**AIM OF THE EXERCISE:**
Write out all of the records precisely. Skip anything that is a picture.

--- START ---

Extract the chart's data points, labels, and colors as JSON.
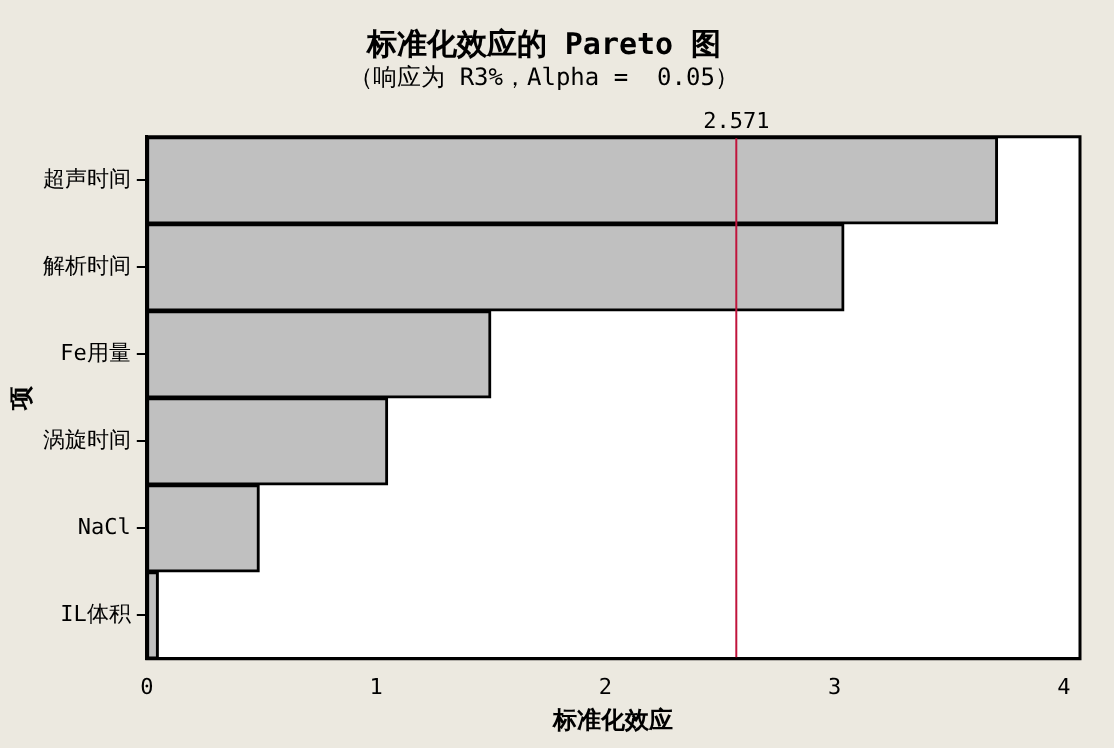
{
  "chart_data": {
    "type": "bar",
    "orientation": "horizontal",
    "title": "标准化效应的 Pareto 图",
    "subtitle": "（响应为 R3%，Alpha =  0.05）",
    "xlabel": "标准化效应",
    "ylabel": "项",
    "categories": [
      "超声时间",
      "解析时间",
      "Fe用量",
      "涡旋时间",
      "NaCl",
      "IL体积"
    ],
    "values": [
      3.71,
      3.04,
      1.5,
      1.05,
      0.49,
      0.05
    ],
    "color": "#c0c0c0",
    "xlim": [
      0,
      4.07
    ],
    "xticks": [
      0,
      1,
      2,
      3,
      4
    ],
    "ref_lines": [
      {
        "axis": "x",
        "value": 2.571,
        "label": "2.571",
        "color": "#c0143c"
      }
    ]
  }
}
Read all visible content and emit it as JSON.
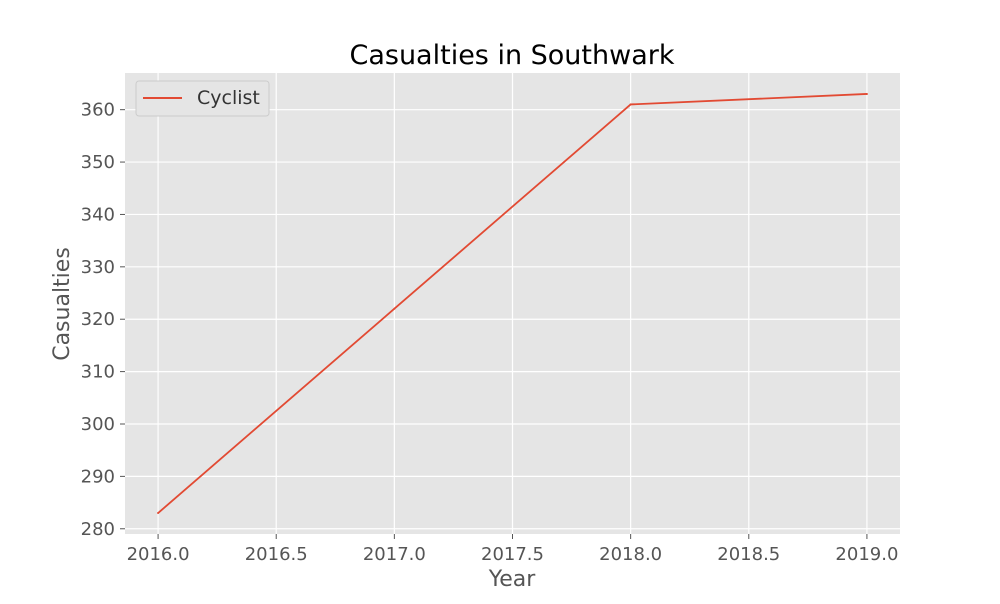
{
  "chart_data": {
    "type": "line",
    "title": "Casualties in Southwark",
    "xlabel": "Year",
    "ylabel": "Casualties",
    "xlim": [
      2015.86,
      2019.14
    ],
    "ylim": [
      279.0,
      367.0
    ],
    "xticks": [
      2016.0,
      2016.5,
      2017.0,
      2017.5,
      2018.0,
      2018.5,
      2019.0
    ],
    "xtick_labels": [
      "2016.0",
      "2016.5",
      "2017.0",
      "2017.5",
      "2018.0",
      "2018.5",
      "2019.0"
    ],
    "yticks": [
      280,
      290,
      300,
      310,
      320,
      330,
      340,
      350,
      360
    ],
    "ytick_labels": [
      "280",
      "290",
      "300",
      "310",
      "320",
      "330",
      "340",
      "350",
      "360"
    ],
    "grid": true,
    "legend_position": "upper-left",
    "series": [
      {
        "name": "Cyclist",
        "color": "#E24A33",
        "x": [
          2016,
          2017,
          2018,
          2019
        ],
        "y": [
          283,
          322,
          361,
          363
        ]
      }
    ]
  },
  "colors": {
    "plot_background": "#E5E5E5",
    "grid": "#FFFFFF",
    "text": "#555555",
    "title": "#000000"
  }
}
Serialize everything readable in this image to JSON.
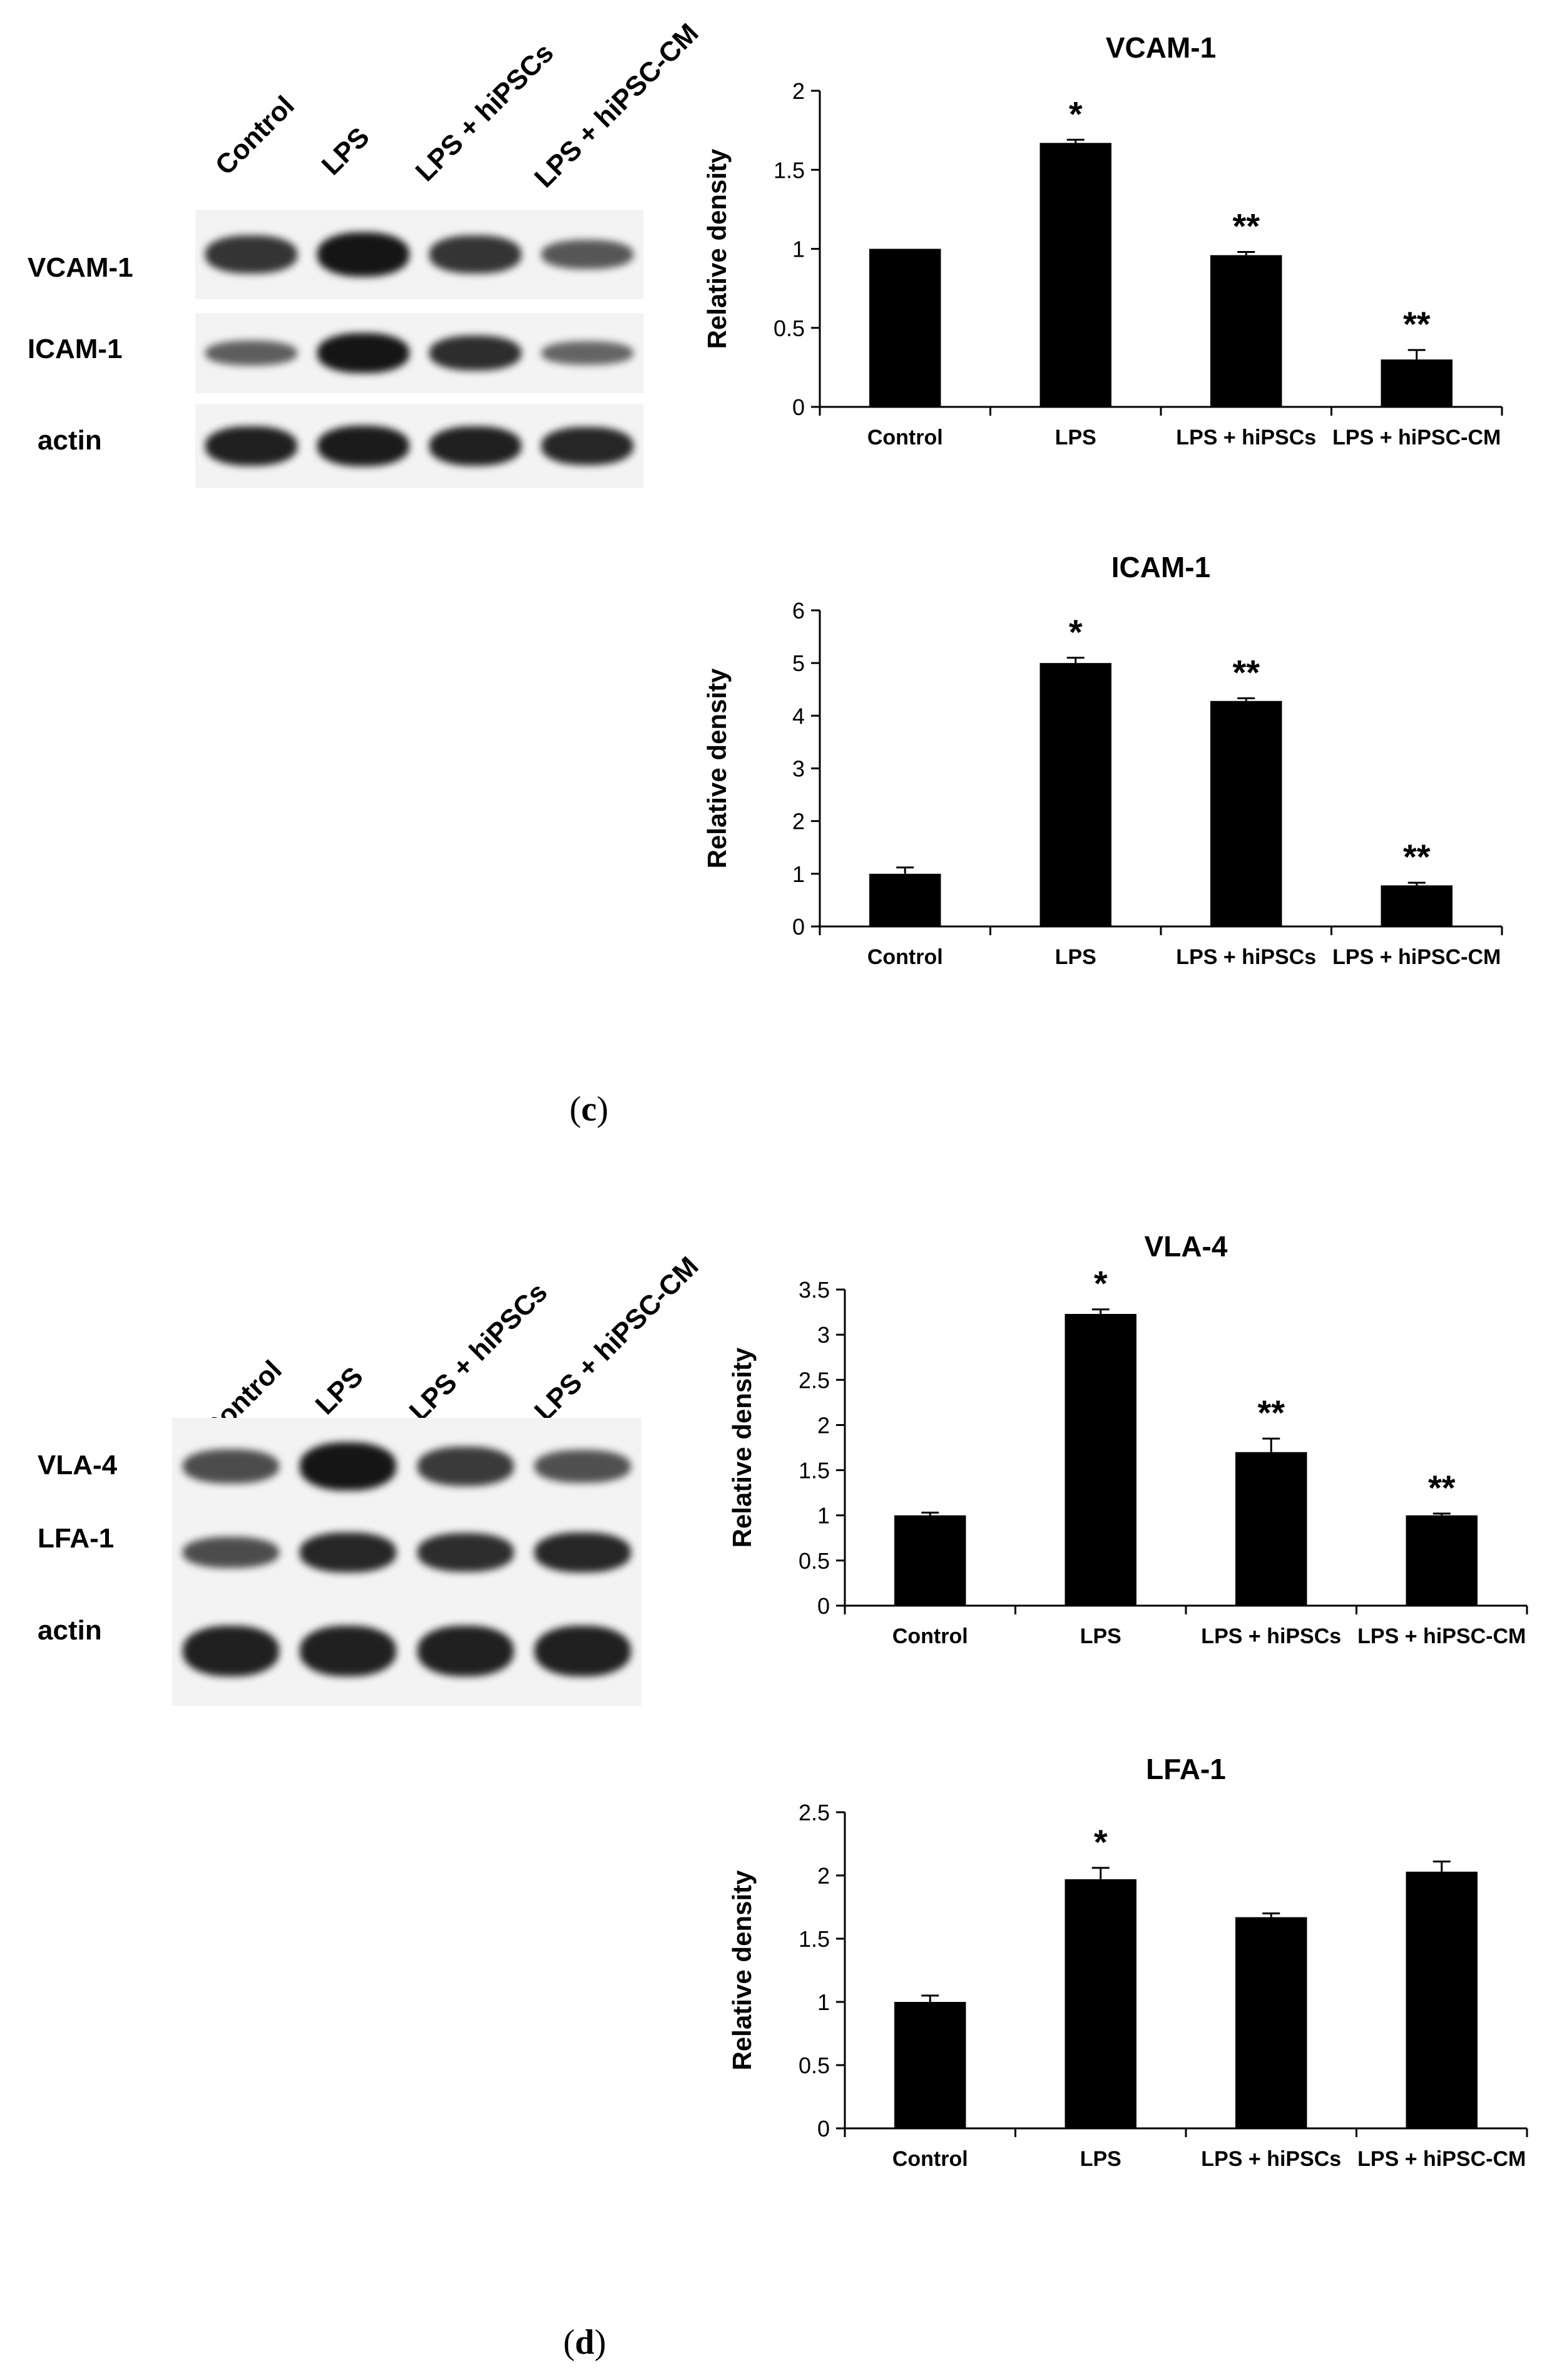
{
  "panels": [
    {
      "letter": "c",
      "blot": {
        "lanes": [
          "Control",
          "LPS",
          "LPS + hiPSCs",
          "LPS + hiPSC-CM"
        ],
        "rows": [
          {
            "label": "VCAM-1",
            "intensity": [
              0.75,
              1.0,
              0.75,
              0.45
            ]
          },
          {
            "label": "ICAM-1",
            "intensity": [
              0.4,
              1.0,
              0.8,
              0.35
            ]
          },
          {
            "label": "actin",
            "intensity": [
              0.9,
              0.95,
              0.9,
              0.85
            ]
          }
        ]
      },
      "charts": [
        {
          "type": "bar",
          "title": "VCAM-1",
          "ylabel": "Relative density",
          "categories": [
            "Control",
            "LPS",
            "LPS + hiPSCs",
            "LPS + hiPSC-CM"
          ],
          "values": [
            1.0,
            1.67,
            0.96,
            0.3
          ],
          "errors": [
            0,
            0.02,
            0.02,
            0.06
          ],
          "annotations": [
            "",
            "*",
            "**",
            "**"
          ],
          "ylim": [
            0,
            2
          ],
          "yticks": [
            "0",
            "0.5",
            "1",
            "1.5",
            "2"
          ]
        },
        {
          "type": "bar",
          "title": "ICAM-1",
          "ylabel": "Relative density",
          "categories": [
            "Control",
            "LPS",
            "LPS + hiPSCs",
            "LPS + hiPSC-CM"
          ],
          "values": [
            1.0,
            5.0,
            4.28,
            0.78
          ],
          "errors": [
            0.12,
            0.1,
            0.05,
            0.05
          ],
          "annotations": [
            "",
            "*",
            "**",
            "**"
          ],
          "ylim": [
            0,
            6
          ],
          "yticks": [
            "0",
            "1",
            "2",
            "3",
            "4",
            "5",
            "6"
          ]
        }
      ]
    },
    {
      "letter": "d",
      "blot": {
        "lanes": [
          "Control",
          "LPS",
          "LPS + hiPSCs",
          "LPS + hiPSC-CM"
        ],
        "rows": [
          {
            "label": "VLA-4",
            "intensity": [
              0.55,
              1.0,
              0.7,
              0.5
            ]
          },
          {
            "label": "LFA-1",
            "intensity": [
              0.55,
              0.85,
              0.8,
              0.85
            ]
          },
          {
            "label": "actin",
            "intensity": [
              0.9,
              0.9,
              0.9,
              0.9
            ]
          }
        ]
      },
      "charts": [
        {
          "type": "bar",
          "title": "VLA-4",
          "ylabel": "Relative density",
          "categories": [
            "Control",
            "LPS",
            "LPS + hiPSCs",
            "LPS + hiPSC-CM"
          ],
          "values": [
            1.0,
            3.23,
            1.7,
            1.0
          ],
          "errors": [
            0.03,
            0.05,
            0.15,
            0.02
          ],
          "annotations": [
            "",
            "*",
            "**",
            "**"
          ],
          "ylim": [
            0,
            3.5
          ],
          "yticks": [
            "0",
            "0.5",
            "1",
            "1.5",
            "2",
            "2.5",
            "3",
            "3.5"
          ]
        },
        {
          "type": "bar",
          "title": "LFA-1",
          "ylabel": "Relative density",
          "categories": [
            "Control",
            "LPS",
            "LPS + hiPSCs",
            "LPS + hiPSC-CM"
          ],
          "values": [
            1.0,
            1.97,
            1.67,
            2.03
          ],
          "errors": [
            0.05,
            0.09,
            0.03,
            0.08
          ],
          "annotations": [
            "",
            "*",
            "",
            ""
          ],
          "ylim": [
            0,
            2.5
          ],
          "yticks": [
            "0",
            "0.5",
            "1",
            "1.5",
            "2",
            "2.5"
          ]
        }
      ]
    }
  ],
  "chart_data": [
    {
      "type": "bar",
      "title": "VCAM-1",
      "ylabel": "Relative density",
      "categories": [
        "Control",
        "LPS",
        "LPS + hiPSCs",
        "LPS + hiPSC-CM"
      ],
      "values": [
        1.0,
        1.67,
        0.96,
        0.3
      ],
      "errors": [
        0,
        0.02,
        0.02,
        0.06
      ],
      "annotations": [
        "",
        "*",
        "**",
        "**"
      ],
      "ylim": [
        0,
        2
      ]
    },
    {
      "type": "bar",
      "title": "ICAM-1",
      "ylabel": "Relative density",
      "categories": [
        "Control",
        "LPS",
        "LPS + hiPSCs",
        "LPS + hiPSC-CM"
      ],
      "values": [
        1.0,
        5.0,
        4.28,
        0.78
      ],
      "errors": [
        0.12,
        0.1,
        0.05,
        0.05
      ],
      "annotations": [
        "",
        "*",
        "**",
        "**"
      ],
      "ylim": [
        0,
        6
      ]
    },
    {
      "type": "bar",
      "title": "VLA-4",
      "ylabel": "Relative density",
      "categories": [
        "Control",
        "LPS",
        "LPS + hiPSCs",
        "LPS + hiPSC-CM"
      ],
      "values": [
        1.0,
        3.23,
        1.7,
        1.0
      ],
      "errors": [
        0.03,
        0.05,
        0.15,
        0.02
      ],
      "annotations": [
        "",
        "*",
        "**",
        "**"
      ],
      "ylim": [
        0,
        3.5
      ]
    },
    {
      "type": "bar",
      "title": "LFA-1",
      "ylabel": "Relative density",
      "categories": [
        "Control",
        "LPS",
        "LPS + hiPSCs",
        "LPS + hiPSC-CM"
      ],
      "values": [
        1.0,
        1.97,
        1.67,
        2.03
      ],
      "errors": [
        0.05,
        0.09,
        0.03,
        0.08
      ],
      "annotations": [
        "",
        "*",
        "",
        ""
      ],
      "ylim": [
        0,
        2.5
      ]
    }
  ]
}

--- END ---

**WRITTEN ANSWER:**
Extract the chart's data points, labels, and colors as JSON.
{
  "chart_data": {
    "type": "bar",
    "orientation": "horizontal",
    "title": "标准化效应的 Pareto 图",
    "subtitle": "（响应为 R3%，Alpha =  0.05）",
    "xlabel": "标准化效应",
    "ylabel": "项",
    "categories": [
      "超声时间",
      "解析时间",
      "Fe用量",
      "涡旋时间",
      "NaCl",
      "IL体积"
    ],
    "values": [
      3.71,
      3.04,
      1.5,
      1.05,
      0.49,
      0.05
    ],
    "color": "#c0c0c0",
    "xlim": [
      0,
      4.07
    ],
    "xticks": [
      0,
      1,
      2,
      3,
      4
    ],
    "ref_lines": [
      {
        "axis": "x",
        "value": 2.571,
        "label": "2.571",
        "color": "#c0143c"
      }
    ]
  }
}
Read all visible content and emit it as JSON.
{
  "chart_data": {
    "type": "line",
    "title": "Casualties in Southwark",
    "xlabel": "Year",
    "ylabel": "Casualties",
    "xlim": [
      2015.86,
      2019.14
    ],
    "ylim": [
      279.0,
      367.0
    ],
    "xticks": [
      2016.0,
      2016.5,
      2017.0,
      2017.5,
      2018.0,
      2018.5,
      2019.0
    ],
    "xtick_labels": [
      "2016.0",
      "2016.5",
      "2017.0",
      "2017.5",
      "2018.0",
      "2018.5",
      "2019.0"
    ],
    "yticks": [
      280,
      290,
      300,
      310,
      320,
      330,
      340,
      350,
      360
    ],
    "ytick_labels": [
      "280",
      "290",
      "300",
      "310",
      "320",
      "330",
      "340",
      "350",
      "360"
    ],
    "grid": true,
    "legend_position": "upper-left",
    "series": [
      {
        "name": "Cyclist",
        "color": "#E24A33",
        "x": [
          2016,
          2017,
          2018,
          2019
        ],
        "y": [
          283,
          322,
          361,
          363
        ]
      }
    ]
  },
  "colors": {
    "plot_background": "#E5E5E5",
    "grid": "#FFFFFF",
    "text": "#555555",
    "title": "#000000"
  }
}
Serialize everything readable in this image to JSON.
{
  "panels": [
    {
      "letter": "c",
      "blot": {
        "lanes": [
          "Control",
          "LPS",
          "LPS + hiPSCs",
          "LPS + hiPSC-CM"
        ],
        "rows": [
          {
            "label": "VCAM-1",
            "intensity": [
              0.75,
              1.0,
              0.75,
              0.45
            ]
          },
          {
            "label": "ICAM-1",
            "intensity": [
              0.4,
              1.0,
              0.8,
              0.35
            ]
          },
          {
            "label": "actin",
            "intensity": [
              0.9,
              0.95,
              0.9,
              0.85
            ]
          }
        ]
      },
      "charts": [
        {
          "type": "bar",
          "title": "VCAM-1",
          "ylabel": "Relative density",
          "categories": [
            "Control",
            "LPS",
            "LPS + hiPSCs",
            "LPS + hiPSC-CM"
          ],
          "values": [
            1.0,
            1.67,
            0.96,
            0.3
          ],
          "errors": [
            0,
            0.02,
            0.02,
            0.06
          ],
          "annotations": [
            "",
            "*",
            "**",
            "**"
          ],
          "ylim": [
            0,
            2
          ],
          "yticks": [
            "0",
            "0.5",
            "1",
            "1.5",
            "2"
          ]
        },
        {
          "type": "bar",
          "title": "ICAM-1",
          "ylabel": "Relative density",
          "categories": [
            "Control",
            "LPS",
            "LPS + hiPSCs",
            "LPS + hiPSC-CM"
          ],
          "values": [
            1.0,
            5.0,
            4.28,
            0.78
          ],
          "errors": [
            0.12,
            0.1,
            0.05,
            0.05
          ],
          "annotations": [
            "",
            "*",
            "**",
            "**"
          ],
          "ylim": [
            0,
            6
          ],
          "yticks": [
            "0",
            "1",
            "2",
            "3",
            "4",
            "5",
            "6"
          ]
        }
      ]
    },
    {
      "letter": "d",
      "blot": {
        "lanes": [
          "Control",
          "LPS",
          "LPS + hiPSCs",
          "LPS + hiPSC-CM"
        ],
        "rows": [
          {
            "label": "VLA-4",
            "intensity": [
              0.55,
              1.0,
              0.7,
              0.5
            ]
          },
          {
            "label": "LFA-1",
            "intensity": [
              0.55,
              0.85,
              0.8,
              0.85
            ]
          },
          {
            "label": "actin",
            "intensity": [
              0.9,
              0.9,
              0.9,
              0.9
            ]
          }
        ]
      },
      "charts": [
        {
          "type": "bar",
          "title": "VLA-4",
          "ylabel": "Relative density",
          "categories": [
            "Control",
            "LPS",
            "LPS + hiPSCs",
            "LPS + hiPSC-CM"
          ],
          "values": [
            1.0,
            3.23,
            1.7,
            1.0
          ],
          "errors": [
            0.03,
            0.05,
            0.15,
            0.02
          ],
          "annotations": [
            "",
            "*",
            "**",
            "**"
          ],
          "ylim": [
            0,
            3.5
          ],
          "yticks": [
            "0",
            "0.5",
            "1",
            "1.5",
            "2",
            "2.5",
            "3",
            "3.5"
          ]
        },
        {
          "type": "bar",
          "title": "LFA-1",
          "ylabel": "Relative density",
          "categories": [
            "Control",
            "LPS",
            "LPS + hiPSCs",
            "LPS + hiPSC-CM"
          ],
          "values": [
            1.0,
            1.97,
            1.67,
            2.03
          ],
          "errors": [
            0.05,
            0.09,
            0.03,
            0.08
          ],
          "annotations": [
            "",
            "*",
            "",
            ""
          ],
          "ylim": [
            0,
            2.5
          ],
          "yticks": [
            "0",
            "0.5",
            "1",
            "1.5",
            "2",
            "2.5"
          ]
        }
      ]
    }
  ],
  "chart_data": [
    {
      "type": "bar",
      "title": "VCAM-1",
      "ylabel": "Relative density",
      "categories": [
        "Control",
        "LPS",
        "LPS + hiPSCs",
        "LPS + hiPSC-CM"
      ],
      "values": [
        1.0,
        1.67,
        0.96,
        0.3
      ],
      "errors": [
        0,
        0.02,
        0.02,
        0.06
      ],
      "annotations": [
        "",
        "*",
        "**",
        "**"
      ],
      "ylim": [
        0,
        2
      ]
    },
    {
      "type": "bar",
      "title": "ICAM-1",
      "ylabel": "Relative density",
      "categories": [
        "Control",
        "LPS",
        "LPS + hiPSCs",
        "LPS + hiPSC-CM"
      ],
      "values": [
        1.0,
        5.0,
        4.28,
        0.78
      ],
      "errors": [
        0.12,
        0.1,
        0.05,
        0.05
      ],
      "annotations": [
        "",
        "*",
        "**",
        "**"
      ],
      "ylim": [
        0,
        6
      ]
    },
    {
      "type": "bar",
      "title": "VLA-4",
      "ylabel": "Relative density",
      "categories": [
        "Control",
        "LPS",
        "LPS + hiPSCs",
        "LPS + hiPSC-CM"
      ],
      "values": [
        1.0,
        3.23,
        1.7,
        1.0
      ],
      "errors": [
        0.03,
        0.05,
        0.15,
        0.02
      ],
      "annotations": [
        "",
        "*",
        "**",
        "**"
      ],
      "ylim": [
        0,
        3.5
      ]
    },
    {
      "type": "bar",
      "title": "LFA-1",
      "ylabel": "Relative density",
      "categories": [
        "Control",
        "LPS",
        "LPS + hiPSCs",
        "LPS + hiPSC-CM"
      ],
      "values": [
        1.0,
        1.97,
        1.67,
        2.03
      ],
      "errors": [
        0.05,
        0.09,
        0.03,
        0.08
      ],
      "annotations": [
        "",
        "*",
        "",
        ""
      ],
      "ylim": [
        0,
        2.5
      ]
    }
  ]
}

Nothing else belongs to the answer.